▶ **Information supplied**
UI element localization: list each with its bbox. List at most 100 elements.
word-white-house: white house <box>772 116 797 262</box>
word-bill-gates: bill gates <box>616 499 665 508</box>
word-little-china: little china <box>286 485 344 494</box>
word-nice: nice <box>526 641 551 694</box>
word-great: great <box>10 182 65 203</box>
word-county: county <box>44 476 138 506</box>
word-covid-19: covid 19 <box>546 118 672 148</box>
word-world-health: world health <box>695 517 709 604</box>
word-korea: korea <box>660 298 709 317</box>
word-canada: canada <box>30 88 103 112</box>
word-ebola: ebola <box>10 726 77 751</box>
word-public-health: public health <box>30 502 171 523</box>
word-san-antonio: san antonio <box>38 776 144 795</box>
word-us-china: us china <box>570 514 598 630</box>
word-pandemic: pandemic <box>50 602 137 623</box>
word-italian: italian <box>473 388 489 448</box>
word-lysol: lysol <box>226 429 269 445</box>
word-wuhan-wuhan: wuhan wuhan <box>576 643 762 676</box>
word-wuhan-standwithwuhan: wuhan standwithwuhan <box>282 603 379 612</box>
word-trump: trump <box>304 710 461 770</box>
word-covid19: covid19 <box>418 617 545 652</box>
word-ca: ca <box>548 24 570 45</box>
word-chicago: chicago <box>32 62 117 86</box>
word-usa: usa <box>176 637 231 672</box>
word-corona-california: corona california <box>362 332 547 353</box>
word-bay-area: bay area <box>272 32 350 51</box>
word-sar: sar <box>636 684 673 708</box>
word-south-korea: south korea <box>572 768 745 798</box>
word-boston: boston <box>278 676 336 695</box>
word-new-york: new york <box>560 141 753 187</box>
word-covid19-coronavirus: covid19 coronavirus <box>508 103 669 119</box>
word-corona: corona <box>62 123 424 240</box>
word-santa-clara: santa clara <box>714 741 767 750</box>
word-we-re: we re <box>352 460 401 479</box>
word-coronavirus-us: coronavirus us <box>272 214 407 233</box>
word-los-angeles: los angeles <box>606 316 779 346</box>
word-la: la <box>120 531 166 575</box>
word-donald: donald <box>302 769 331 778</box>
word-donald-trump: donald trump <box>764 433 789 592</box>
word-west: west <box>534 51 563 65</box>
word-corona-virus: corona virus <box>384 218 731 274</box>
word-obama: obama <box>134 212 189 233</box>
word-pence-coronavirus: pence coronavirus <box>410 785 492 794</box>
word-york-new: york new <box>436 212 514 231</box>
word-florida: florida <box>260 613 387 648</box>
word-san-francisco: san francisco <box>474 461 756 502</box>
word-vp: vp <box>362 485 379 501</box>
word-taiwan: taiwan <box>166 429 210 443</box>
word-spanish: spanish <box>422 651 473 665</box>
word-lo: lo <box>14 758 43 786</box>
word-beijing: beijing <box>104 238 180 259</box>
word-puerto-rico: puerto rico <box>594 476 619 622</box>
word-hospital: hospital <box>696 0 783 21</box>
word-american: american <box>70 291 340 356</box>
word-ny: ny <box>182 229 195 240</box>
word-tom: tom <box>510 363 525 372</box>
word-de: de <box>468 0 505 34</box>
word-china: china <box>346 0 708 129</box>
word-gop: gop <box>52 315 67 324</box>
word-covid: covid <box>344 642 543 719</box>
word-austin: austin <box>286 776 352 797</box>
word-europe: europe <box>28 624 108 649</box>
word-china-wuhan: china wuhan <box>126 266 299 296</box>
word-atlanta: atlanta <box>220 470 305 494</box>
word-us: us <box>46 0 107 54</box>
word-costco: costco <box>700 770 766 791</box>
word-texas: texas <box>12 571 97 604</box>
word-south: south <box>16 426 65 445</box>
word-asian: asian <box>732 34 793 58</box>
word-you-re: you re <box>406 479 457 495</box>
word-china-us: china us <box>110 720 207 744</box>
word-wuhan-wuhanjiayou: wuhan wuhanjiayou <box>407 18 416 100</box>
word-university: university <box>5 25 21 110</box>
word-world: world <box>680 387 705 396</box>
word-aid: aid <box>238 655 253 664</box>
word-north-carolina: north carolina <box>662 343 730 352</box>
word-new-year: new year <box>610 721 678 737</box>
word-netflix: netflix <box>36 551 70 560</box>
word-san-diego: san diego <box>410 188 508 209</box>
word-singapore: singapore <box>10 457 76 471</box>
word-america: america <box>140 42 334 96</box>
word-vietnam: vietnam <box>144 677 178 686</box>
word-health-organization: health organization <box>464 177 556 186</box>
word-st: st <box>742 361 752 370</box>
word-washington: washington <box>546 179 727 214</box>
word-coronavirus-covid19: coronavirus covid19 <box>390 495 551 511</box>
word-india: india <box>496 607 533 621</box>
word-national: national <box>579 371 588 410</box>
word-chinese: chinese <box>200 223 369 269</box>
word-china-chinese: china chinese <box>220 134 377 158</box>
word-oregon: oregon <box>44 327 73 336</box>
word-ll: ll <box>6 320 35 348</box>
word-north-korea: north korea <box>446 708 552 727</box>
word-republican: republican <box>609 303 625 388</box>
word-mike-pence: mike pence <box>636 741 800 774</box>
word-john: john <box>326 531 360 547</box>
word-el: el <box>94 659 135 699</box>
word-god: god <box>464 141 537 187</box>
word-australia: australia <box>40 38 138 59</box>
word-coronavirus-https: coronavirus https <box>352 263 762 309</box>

▶ **Task goal**
Repeat all of the records, letter for letter.

▶ **Reply**
UI element localization: list each with its bbox. List at most 100 elements.
word-white-house: white house <box>772 116 797 262</box>
word-bill-gates: bill gates <box>616 499 665 508</box>
word-little-china: little china <box>286 485 344 494</box>
word-nice: nice <box>526 641 551 694</box>
word-great: great <box>10 182 65 203</box>
word-county: county <box>44 476 138 506</box>
word-covid-19: covid 19 <box>546 118 672 148</box>
word-world-health: world health <box>695 517 709 604</box>
word-korea: korea <box>660 298 709 317</box>
word-canada: canada <box>30 88 103 112</box>
word-ebola: ebola <box>10 726 77 751</box>
word-public-health: public health <box>30 502 171 523</box>
word-san-antonio: san antonio <box>38 776 144 795</box>
word-us-china: us china <box>570 514 598 630</box>
word-pandemic: pandemic <box>50 602 137 623</box>
word-italian: italian <box>473 388 489 448</box>
word-lysol: lysol <box>226 429 269 445</box>
word-wuhan-wuhan: wuhan wuhan <box>576 643 762 676</box>
word-wuhan-standwithwuhan: wuhan standwithwuhan <box>282 603 379 612</box>
word-trump: trump <box>304 710 461 770</box>
word-covid19: covid19 <box>418 617 545 652</box>
word-ca: ca <box>548 24 570 45</box>
word-chicago: chicago <box>32 62 117 86</box>
word-usa: usa <box>176 637 231 672</box>
word-corona-california: corona california <box>362 332 547 353</box>
word-bay-area: bay area <box>272 32 350 51</box>
word-sar: sar <box>636 684 673 708</box>
word-south-korea: south korea <box>572 768 745 798</box>
word-boston: boston <box>278 676 336 695</box>
word-new-york: new york <box>560 141 753 187</box>
word-covid19-coronavirus: covid19 coronavirus <box>508 103 669 119</box>
word-corona: corona <box>62 123 424 240</box>
word-santa-clara: santa clara <box>714 741 767 750</box>
word-we-re: we re <box>352 460 401 479</box>
word-coronavirus-us: coronavirus us <box>272 214 407 233</box>
word-los-angeles: los angeles <box>606 316 779 346</box>
word-la: la <box>120 531 166 575</box>
word-donald: donald <box>302 769 331 778</box>
word-donald-trump: donald trump <box>764 433 789 592</box>
word-west: west <box>534 51 563 65</box>
word-corona-virus: corona virus <box>384 218 731 274</box>
word-obama: obama <box>134 212 189 233</box>
word-pence-coronavirus: pence coronavirus <box>410 785 492 794</box>
word-york-new: york new <box>436 212 514 231</box>
word-florida: florida <box>260 613 387 648</box>
word-san-francisco: san francisco <box>474 461 756 502</box>
word-vp: vp <box>362 485 379 501</box>
word-taiwan: taiwan <box>166 429 210 443</box>
word-spanish: spanish <box>422 651 473 665</box>
word-lo: lo <box>14 758 43 786</box>
word-beijing: beijing <box>104 238 180 259</box>
word-puerto-rico: puerto rico <box>594 476 619 622</box>
word-hospital: hospital <box>696 0 783 21</box>
word-american: american <box>70 291 340 356</box>
word-ny: ny <box>182 229 195 240</box>
word-tom: tom <box>510 363 525 372</box>
word-de: de <box>468 0 505 34</box>
word-china: china <box>346 0 708 129</box>
word-gop: gop <box>52 315 67 324</box>
word-covid: covid <box>344 642 543 719</box>
word-austin: austin <box>286 776 352 797</box>
word-europe: europe <box>28 624 108 649</box>
word-china-wuhan: china wuhan <box>126 266 299 296</box>
word-atlanta: atlanta <box>220 470 305 494</box>
word-us: us <box>46 0 107 54</box>
word-costco: costco <box>700 770 766 791</box>
word-texas: texas <box>12 571 97 604</box>
word-south: south <box>16 426 65 445</box>
word-asian: asian <box>732 34 793 58</box>
word-you-re: you re <box>406 479 457 495</box>
word-china-us: china us <box>110 720 207 744</box>
word-wuhan-wuhanjiayou: wuhan wuhanjiayou <box>407 18 416 100</box>
word-university: university <box>5 25 21 110</box>
word-world: world <box>680 387 705 396</box>
word-aid: aid <box>238 655 253 664</box>
word-north-carolina: north carolina <box>662 343 730 352</box>
word-new-year: new year <box>610 721 678 737</box>
word-netflix: netflix <box>36 551 70 560</box>
word-san-diego: san diego <box>410 188 508 209</box>
word-singapore: singapore <box>10 457 76 471</box>
word-america: america <box>140 42 334 96</box>
word-vietnam: vietnam <box>144 677 178 686</box>
word-health-organization: health organization <box>464 177 556 186</box>
word-st: st <box>742 361 752 370</box>
word-washington: washington <box>546 179 727 214</box>
word-coronavirus-covid19: coronavirus covid19 <box>390 495 551 511</box>
word-india: india <box>496 607 533 621</box>
word-national: national <box>579 371 588 410</box>
word-chinese: chinese <box>200 223 369 269</box>
word-china-chinese: china chinese <box>220 134 377 158</box>
word-oregon: oregon <box>44 327 73 336</box>
word-ll: ll <box>6 320 35 348</box>
word-north-korea: north korea <box>446 708 552 727</box>
word-republican: republican <box>609 303 625 388</box>
word-mike-pence: mike pence <box>636 741 800 774</box>
word-john: john <box>326 531 360 547</box>
word-el: el <box>94 659 135 699</box>
word-god: god <box>464 141 537 187</box>
word-australia: australia <box>40 38 138 59</box>
word-coronavirus-https: coronavirus https <box>352 263 762 309</box>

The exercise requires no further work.